What is needed: Repeat, exactly and in full, the lines of the listing below, but without any pictures.

--- Begin Extracted data ---

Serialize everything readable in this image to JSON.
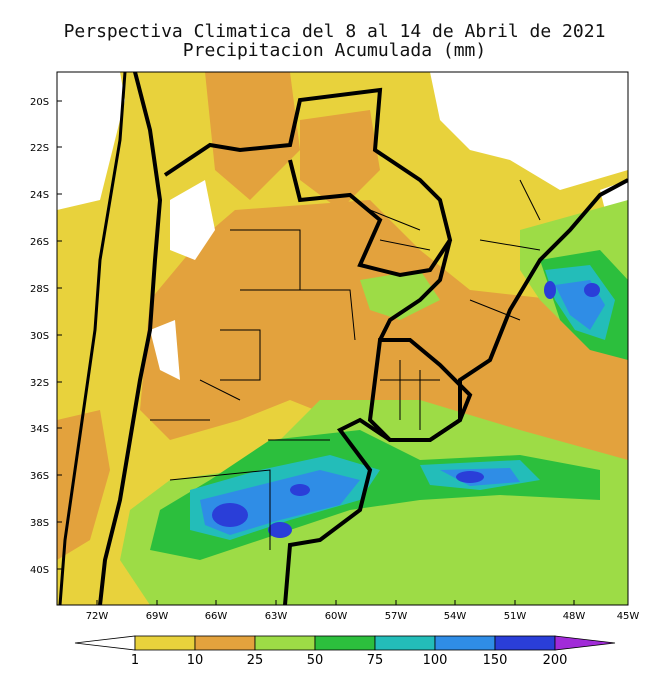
{
  "title": {
    "line1": "Perspectiva Climatica del 8 al 14 de Abril de 2021",
    "line2": "Precipitacion Acumulada (mm)"
  },
  "axes": {
    "lat_labels": [
      "20S",
      "22S",
      "24S",
      "26S",
      "28S",
      "30S",
      "32S",
      "34S",
      "36S",
      "38S",
      "40S"
    ],
    "lon_labels": [
      "72W",
      "69W",
      "66W",
      "63W",
      "60W",
      "57W",
      "54W",
      "51W",
      "48W",
      "45W"
    ]
  },
  "colorbar": {
    "labels": [
      "1",
      "10",
      "25",
      "50",
      "75",
      "100",
      "150",
      "200"
    ],
    "colors": [
      "#ffffff",
      "#e8d23c",
      "#e3a23d",
      "#9ddc46",
      "#2cbf3d",
      "#23bdb9",
      "#2f8de6",
      "#2a3ed8",
      "#a12bd8"
    ]
  },
  "legend_colors": {
    "white": "#ffffff",
    "lt_1_10": "#e8d23c",
    "r10_25": "#e3a23d",
    "r25_50": "#9ddc46",
    "r50_75": "#2cbf3d",
    "r75_100": "#23bdb9",
    "r100_150": "#2f8de6",
    "r150_200": "#2a3ed8",
    "gt200": "#a12bd8"
  }
}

--- End Extracted data ---

Answer to the problem:
Serialize everything readable in this image to JSON.
{
  "title": {
    "line1": "Perspectiva Climatica del 8 al 14 de Abril de 2021",
    "line2": "Precipitacion Acumulada (mm)"
  },
  "axes": {
    "lat_labels": [
      "20S",
      "22S",
      "24S",
      "26S",
      "28S",
      "30S",
      "32S",
      "34S",
      "36S",
      "38S",
      "40S"
    ],
    "lon_labels": [
      "72W",
      "69W",
      "66W",
      "63W",
      "60W",
      "57W",
      "54W",
      "51W",
      "48W",
      "45W"
    ]
  },
  "colorbar": {
    "labels": [
      "1",
      "10",
      "25",
      "50",
      "75",
      "100",
      "150",
      "200"
    ],
    "colors": [
      "#ffffff",
      "#e8d23c",
      "#e3a23d",
      "#9ddc46",
      "#2cbf3d",
      "#23bdb9",
      "#2f8de6",
      "#2a3ed8",
      "#a12bd8"
    ]
  },
  "legend_colors": {
    "white": "#ffffff",
    "lt_1_10": "#e8d23c",
    "r10_25": "#e3a23d",
    "r25_50": "#9ddc46",
    "r50_75": "#2cbf3d",
    "r75_100": "#23bdb9",
    "r100_150": "#2f8de6",
    "r150_200": "#2a3ed8",
    "gt200": "#a12bd8"
  }
}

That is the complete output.